Instructions to follow:
Set the pictures aside and set down only the lines from the line holding "Read out every word on this page." through the end of the entries below, ends included.

Data rows:
□ □ □
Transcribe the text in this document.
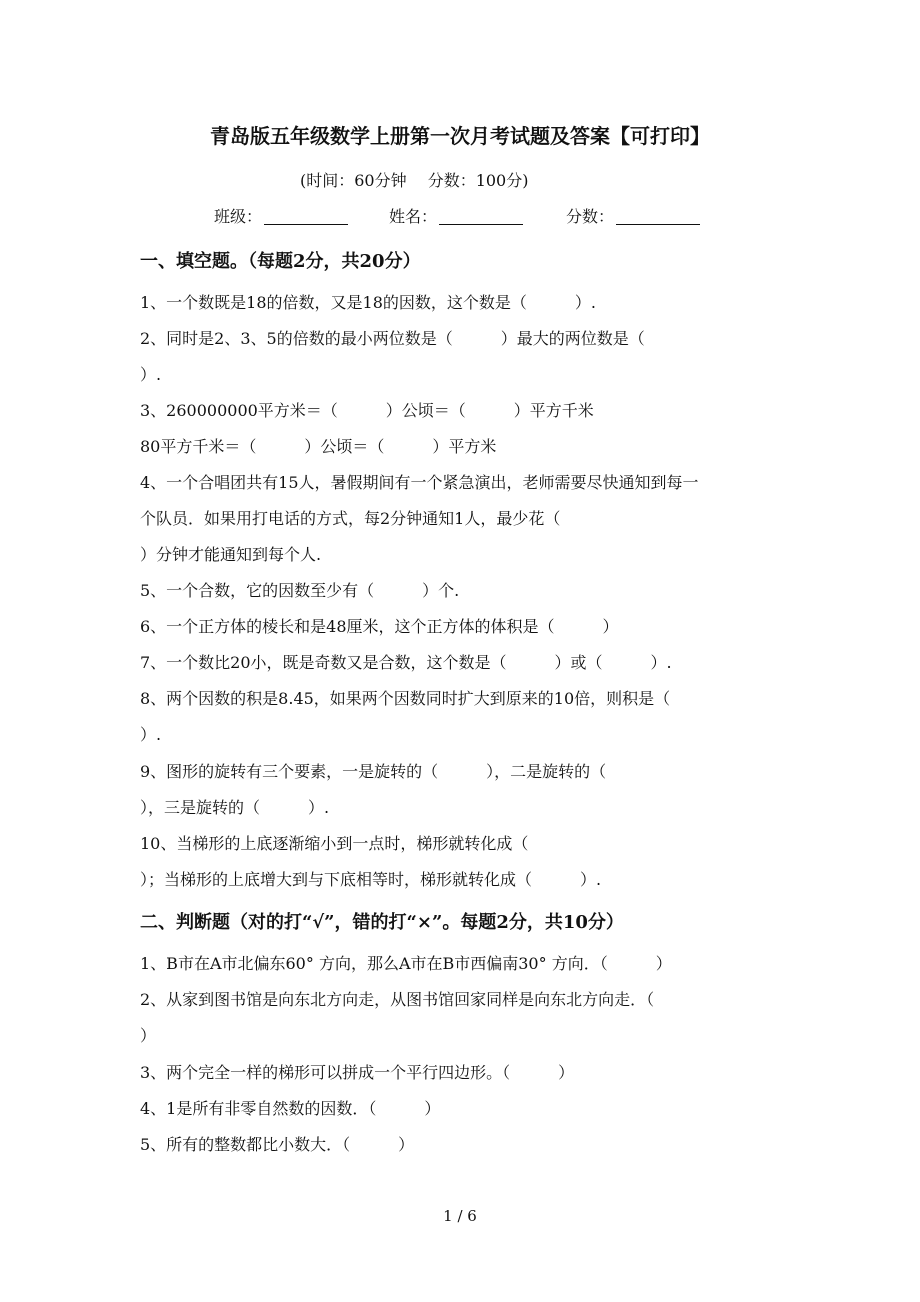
青岛版五年级数学上册第一次月考试题及答案【可打印】
(时间：60分钟　 分数：100分)
班级：	姓名：	分数：
一、填空题。（每题2分，共20分）
1、一个数既是18的倍数，又是18的因数，这个数是（　　　）.
2、同时是2、3、5的倍数的最小两位数是（　　　）最大的两位数是（
）.
3、260000000平方米＝（　　　）公顷＝（　　　）平方千米
80平方千米＝（　　　）公顷＝（　　　）平方米
4、一个合唱团共有15人，暑假期间有一个紧急演出，老师需要尽快通知到每一
个队员．如果用打电话的方式，每2分钟通知1人，最少花（
）分钟才能通知到每个人.
5、一个合数，它的因数至少有（　　　）个.
6、一个正方体的棱长和是48厘米，这个正方体的体积是（　　　）
7、一个数比20小，既是奇数又是合数，这个数是（　　　）或（　　　）.
8、两个因数的积是8.45，如果两个因数同时扩大到原来的10倍，则积是（
）.
9、图形的旋转有三个要素，一是旋转的（　　　），二是旋转的（
），三是旋转的（　　　）.
10、当梯形的上底逐渐缩小到一点时，梯形就转化成（
）；当梯形的上底增大到与下底相等时，梯形就转化成（　　　）.
二、判断题（对的打“√”，错的打“×”。每题2分，共10分）
1、B市在A市北偏东60° 方向，那么A市在B市西偏南30° 方向．（　　　）
2、从家到图书馆是向东北方向走，从图书馆回家同样是向东北方向走．（
）
3、两个完全一样的梯形可以拼成一个平行四边形。（　　　）
4、1是所有非零自然数的因数．（　　　）
5、所有的整数都比小数大．（　　　）
1 / 6
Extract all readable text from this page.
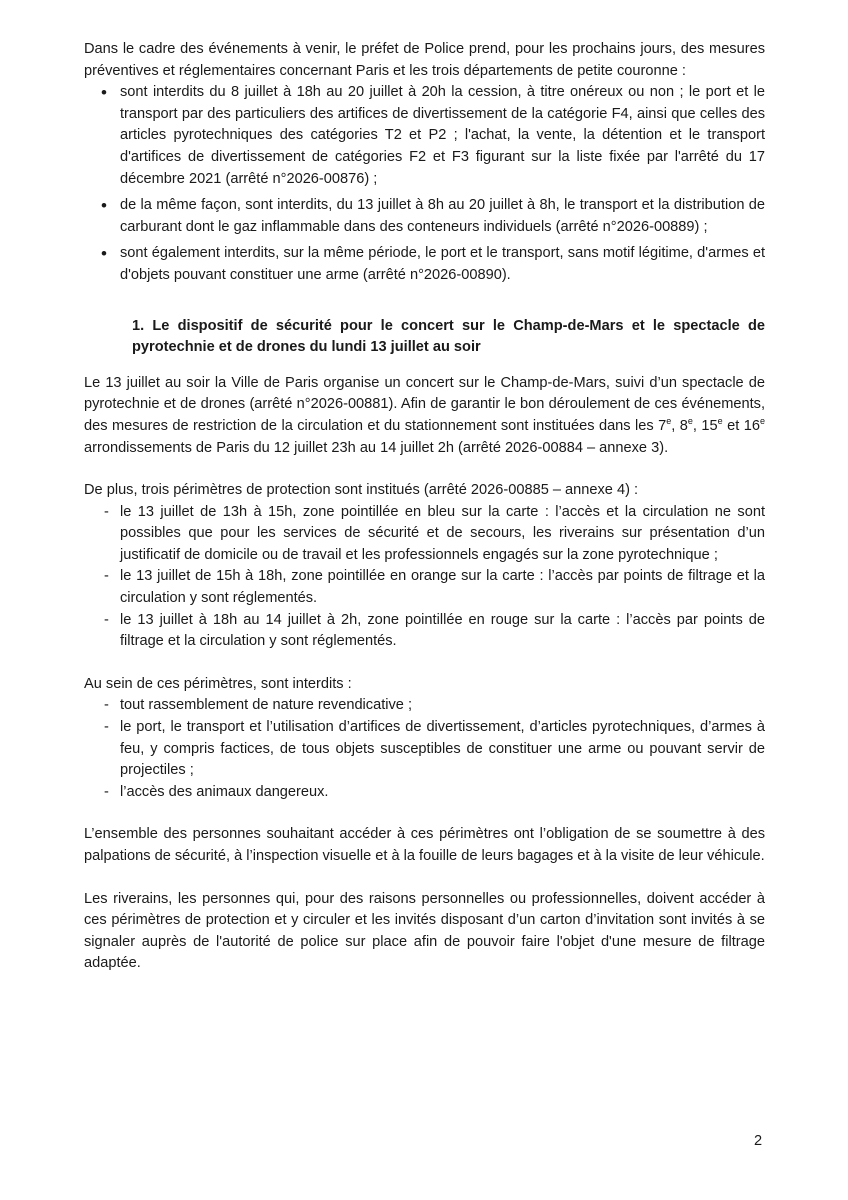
Dans le cadre des événements à venir, le préfet de Police prend, pour les prochains jours, des mesures préventives et réglementaires concernant Paris et les trois départements de petite couronne :

• sont interdits du 8 juillet à 18h au 20 juillet à 20h la cession, à titre onéreux ou non ; le port et le transport par des particuliers des artifices de divertissement de la catégorie F4, ainsi que celles des articles pyrotechniques des catégories T2 et P2 ; l'achat, la vente, la détention et le transport d'artifices de divertissement de catégories F2 et F3 figurant sur la liste fixée par l'arrêté du 17 décembre 2021 (arrêté n°2026-00876) ;
• de la même façon, sont interdits, du 13 juillet à 8h au 20 juillet à 8h, le transport et la distribution de carburant dont le gaz inflammable dans des conteneurs individuels (arrêté n°2026-00889) ;
• sont également interdits, sur la même période, le port et le transport, sans motif légitime, d'armes et d'objets pouvant constituer une arme (arrêté n°2026-00890).

1. Le dispositif de sécurité pour le concert sur le Champ-de-Mars et le spectacle de pyrotechnie et de drones du lundi 13 juillet au soir

Le 13 juillet au soir la Ville de Paris organise un concert sur le Champ-de-Mars, suivi d’un spectacle de pyrotechnie et de drones (arrêté n°2026-00881). Afin de garantir le bon déroulement de ces événements, des mesures de restriction de la circulation et du stationnement sont instituées dans les 7e, 8e, 15e et 16e arrondissements de Paris du 12 juillet 23h au 14 juillet 2h (arrêté 2026-00884 – annexe 3).

De plus, trois périmètres de protection sont institués (arrêté 2026-00885 – annexe 4) :

- le 13 juillet de 13h à 15h, zone pointillée en bleu sur la carte : l’accès et la circulation ne sont possibles que pour les services de sécurité et de secours, les riverains sur présentation d’un justificatif de domicile ou de travail et les professionnels engagés sur la zone pyrotechnique ;
- le 13 juillet de 15h à 18h, zone pointillée en orange sur la carte : l’accès par points de filtrage et la circulation y sont réglementés.
- le 13 juillet à 18h au 14 juillet à 2h, zone pointillée en rouge sur la carte : l’accès par points de filtrage et la circulation y sont réglementés.

Au sein de ces périmètres, sont interdits :

- tout rassemblement de nature revendicative ;
- le port, le transport et l’utilisation d’artifices de divertissement, d’articles pyrotechniques, d’armes à feu, y compris factices, de tous objets susceptibles de constituer une arme ou pouvant servir de projectiles ;
- l’accès des animaux dangereux.

L’ensemble des personnes souhaitant accéder à ces périmètres ont l’obligation de se soumettre à des palpations de sécurité, à l’inspection visuelle et à la fouille de leurs bagages et à la visite de leur véhicule.

Les riverains, les personnes qui, pour des raisons personnelles ou professionnelles, doivent accéder à ces périmètres de protection et y circuler et les invités disposant d’un carton d’invitation sont invités à se signaler auprès de l'autorité de police sur place afin de pouvoir faire l'objet d'une mesure de filtrage adaptée.

2
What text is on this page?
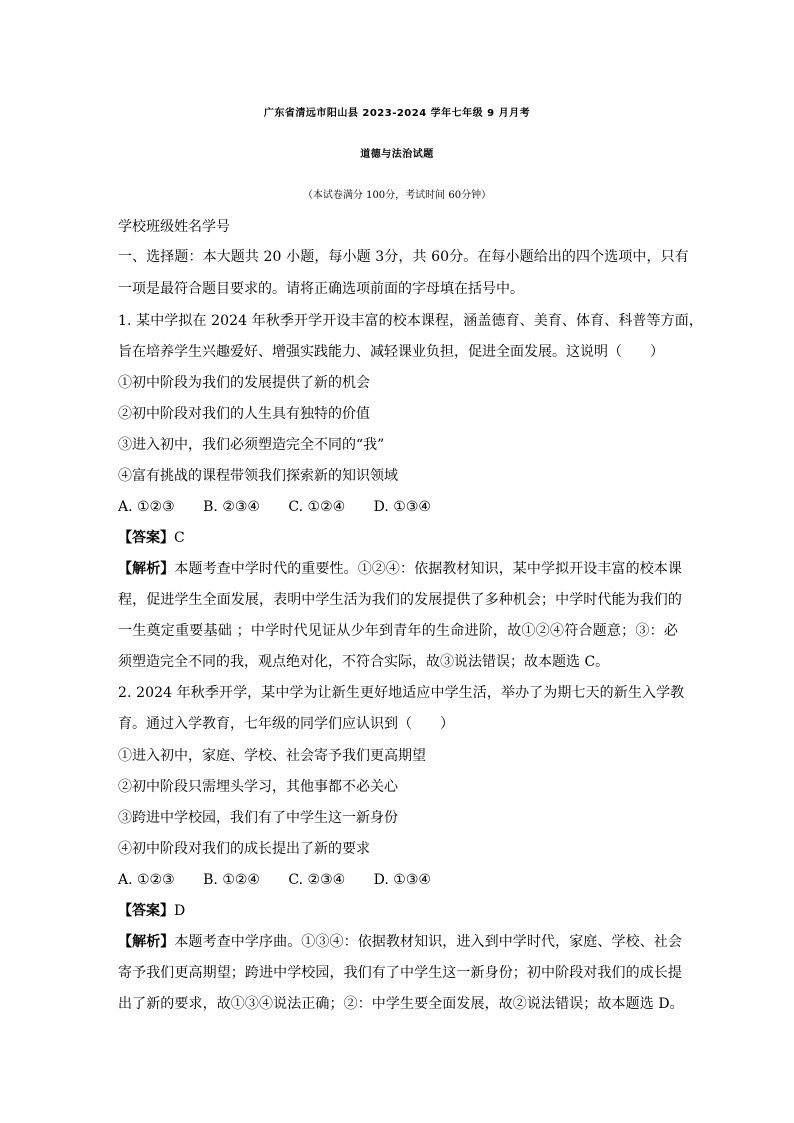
广东省清远市阳山县 2023-2024 学年七年级 9 月月考
道德与法治试题
（本试卷满分 100分，考试时间 60分钟）
学校班级姓名学号
一、选择题：本大题共 20 小题，每小题 3分，共 60分。在每小题给出的四个选项中，只有
一项是最符合题目要求的。请将正确选项前面的字母填在括号中。
1. 某中学拟在 2024 年秋季开学开设丰富的校本课程，涵盖德育、美育、体育、科普等方面，
旨在培养学生兴趣爱好、增强实践能力、减轻课业负担，促进全面发展。这说明（　　）
①初中阶段为我们的发展提供了新的机会
②初中阶段对我们的人生具有独特的价值
③进入初中，我们必须塑造完全不同的“我”
④富有挑战的课程带领我们探索新的知识领域
A. ①②③ B. ②③④ C. ①②④ D. ①③④
【答案】C
【解析】本题考查中学时代的重要性。①②④：依据教材知识，某中学拟开设丰富的校本课
程，促进学生全面发展，表明中学生活为我们的发展提供了多种机会；中学时代能为我们的
一生奠定重要基础 ；中学时代见证从少年到青年的生命进阶，故①②④符合题意；③：必
须塑造完全不同的我，观点绝对化，不符合实际，故③说法错误；故本题选 C。
2. 2024 年秋季开学，某中学为让新生更好地适应中学生活，举办了为期七天的新生入学教
育。通过入学教育，七年级的同学们应认识到（　　）
①进入初中，家庭、学校、社会寄予我们更高期望
②初中阶段只需埋头学习，其他事都不必关心
③跨进中学校园，我们有了中学生这一新身份
④初中阶段对我们的成长提出了新的要求
A. ①②③ B. ①②④ C. ②③④ D. ①③④
【答案】D
【解析】本题考查中学序曲。①③④：依据教材知识，进入到中学时代，家庭、学校、社会
寄予我们更高期望；跨进中学校园，我们有了中学生这一新身份；初中阶段对我们的成长提
出了新的要求，故①③④说法正确；②：中学生要全面发展，故②说法错误；故本题选 D。
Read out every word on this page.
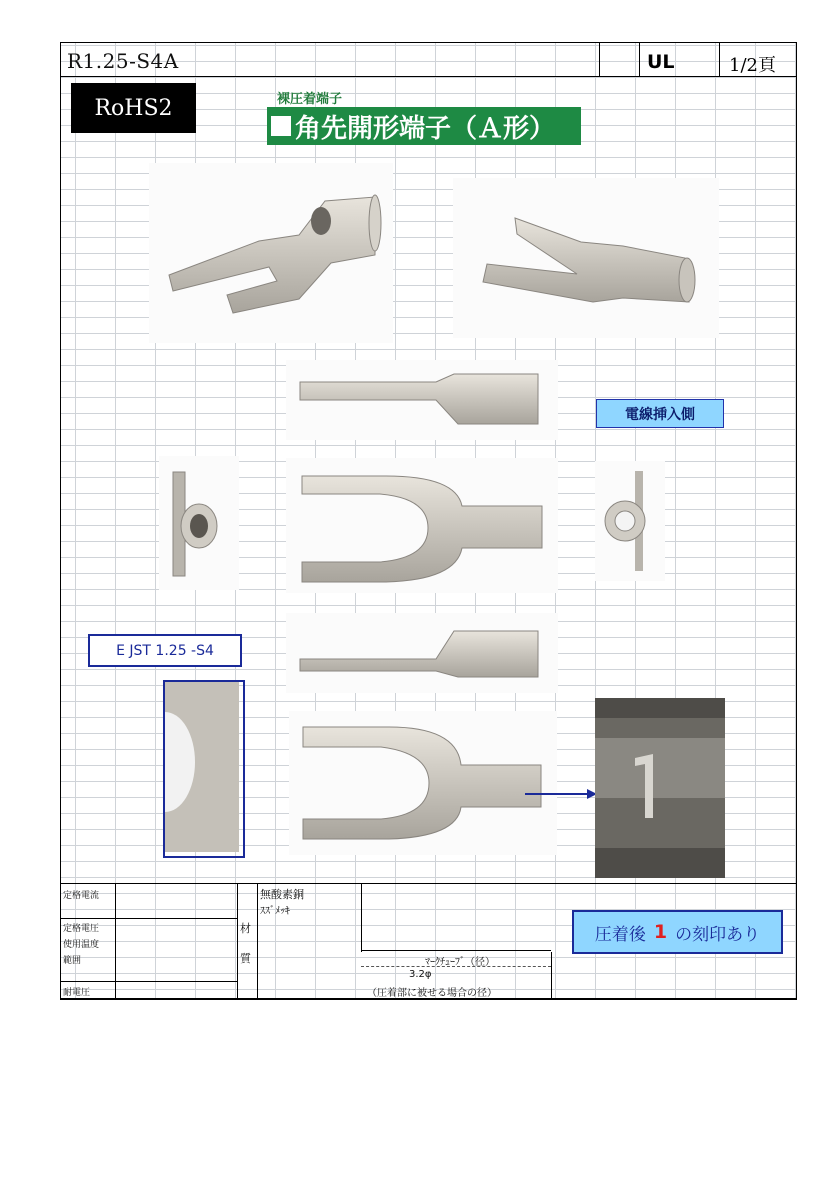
R1.25-S4A	UL	1/2頁
RoHS2	裸圧着端子
角先開形端子（Ａ形）
電線挿入側
E JST 1.25 -S4
圧着後 1 の刻印あり
定格電流
定格電圧
使用温度
範囲
耐電圧
材
質
無酸素銅
ｽｽﾞﾒｯｷ
ﾏｰｸﾁｭｰﾌﾞ（径）
3.2φ
（圧着部に被せる場合の径）
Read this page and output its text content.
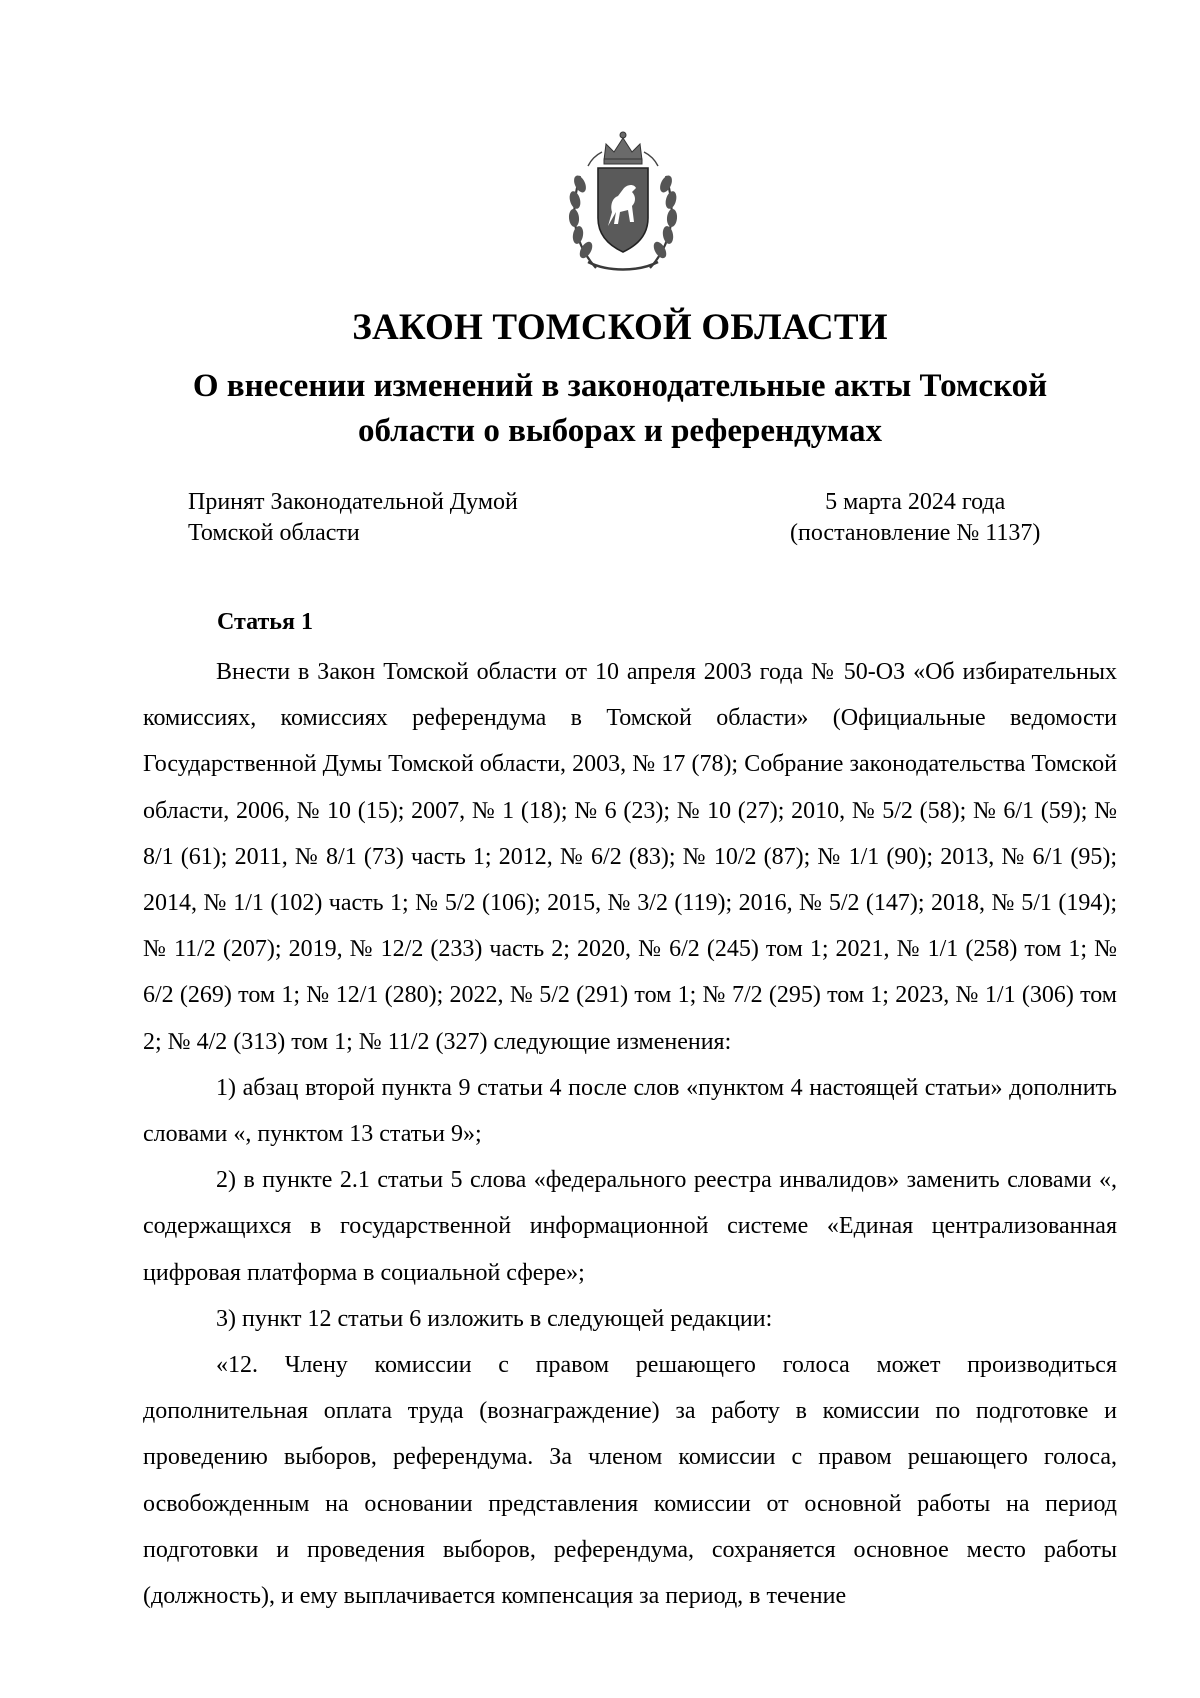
ЗАКОН ТОМСКОЙ ОБЛАСТИ
О внесении изменений в законодательные акты Томской
области о выборах и референдумах
Принят Законодательной Думой
Томской области
5 марта 2024 года
(постановление № 1137)
Статья 1

Внести в Закон Томской области от 10 апреля 2003 года № 50-ОЗ «Об избирательных комиссиях, комиссиях референдума в Томской области» (Официальные ведомости Государственной Думы Томской области, 2003, № 17 (78); Собрание законодательства Томской области, 2006, № 10 (15); 2007, № 1 (18); № 6 (23); № 10 (27); 2010, № 5/2 (58); № 6/1 (59); № 8/1 (61); 2011, № 8/1 (73) часть 1; 2012, № 6/2 (83); № 10/2 (87); № 1/1 (90); 2013, № 6/1 (95); 2014, № 1/1 (102) часть 1; № 5/2 (106); 2015, № 3/2 (119); 2016, № 5/2 (147); 2018, № 5/1 (194); № 11/2 (207); 2019, № 12/2 (233) часть 2; 2020, № 6/2 (245) том 1; 2021, № 1/1 (258) том 1; № 6/2 (269) том 1; № 12/1 (280); 2022, № 5/2 (291) том 1; № 7/2 (295) том 1; 2023, № 1/1 (306) том 2; № 4/2 (313) том 1; № 11/2 (327) следующие изменения:

1) абзац второй пункта 9 статьи 4 после слов «пунктом 4 настоящей статьи» дополнить словами «, пунктом 13 статьи 9»;

2) в пункте 2.1 статьи 5 слова «федерального реестра инвалидов» заменить словами «, содержащихся в государственной информационной системе «Единая централизованная цифровая платформа в социальной сфере»;

3) пункт 12 статьи 6 изложить в следующей редакции:

«12. Члену комиссии с правом решающего голоса может производиться дополнительная оплата труда (вознаграждение) за работу в комиссии по подготовке и проведению выборов, референдума. За членом комиссии с правом решающего голоса, освобожденным на основании представления комиссии от основной работы на период подготовки и проведения выборов, референдума, сохраняется основное место работы (должность), и ему выплачивается компенсация за период, в течение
□ □ □
Result of this exercise:
Read out every word on this page.
R1.25-S4A	UL	1/2頁
RoHS2	裸圧着端子
角先開形端子（Ａ形）
電線挿入側
E JST 1.25 -S4
圧着後 1 の刻印あり
定格電流
定格電圧
使用温度
範囲
耐電圧
材
質
無酸素銅
ｽｽﾞﾒｯｷ
ﾏｰｸﾁｭｰﾌﾞ（径）
3.2φ
（圧着部に被せる場合の径）
Read this page and output its text content.
ЗАКОН ТОМСКОЙ ОБЛАСТИ
О внесении изменений в законодательные акты Томской
области о выборах и референдумах
Принят Законодательной Думой
Томской области
5 марта 2024 года
(постановление № 1137)
Статья 1

Внести в Закон Томской области от 10 апреля 2003 года № 50-ОЗ «Об избирательных комиссиях, комиссиях референдума в Томской области» (Официальные ведомости Государственной Думы Томской области, 2003, № 17 (78); Собрание законодательства Томской области, 2006, № 10 (15); 2007, № 1 (18); № 6 (23); № 10 (27); 2010, № 5/2 (58); № 6/1 (59); № 8/1 (61); 2011, № 8/1 (73) часть 1; 2012, № 6/2 (83); № 10/2 (87); № 1/1 (90); 2013, № 6/1 (95); 2014, № 1/1 (102) часть 1; № 5/2 (106); 2015, № 3/2 (119); 2016, № 5/2 (147); 2018, № 5/1 (194); № 11/2 (207); 2019, № 12/2 (233) часть 2; 2020, № 6/2 (245) том 1; 2021, № 1/1 (258) том 1; № 6/2 (269) том 1; № 12/1 (280); 2022, № 5/2 (291) том 1; № 7/2 (295) том 1; 2023, № 1/1 (306) том 2; № 4/2 (313) том 1; № 11/2 (327) следующие изменения:

1) абзац второй пункта 9 статьи 4 после слов «пунктом 4 настоящей статьи» дополнить словами «, пунктом 13 статьи 9»;

2) в пункте 2.1 статьи 5 слова «федерального реестра инвалидов» заменить словами «, содержащихся в государственной информационной системе «Единая централизованная цифровая платформа в социальной сфере»;

3) пункт 12 статьи 6 изложить в следующей редакции:

«12. Члену комиссии с правом решающего голоса может производиться дополнительная оплата труда (вознаграждение) за работу в комиссии по подготовке и проведению выборов, референдума. За членом комиссии с правом решающего голоса, освобожденным на основании представления комиссии от основной работы на период подготовки и проведения выборов, референдума, сохраняется основное место работы (должность), и ему выплачивается компенсация за период, в течение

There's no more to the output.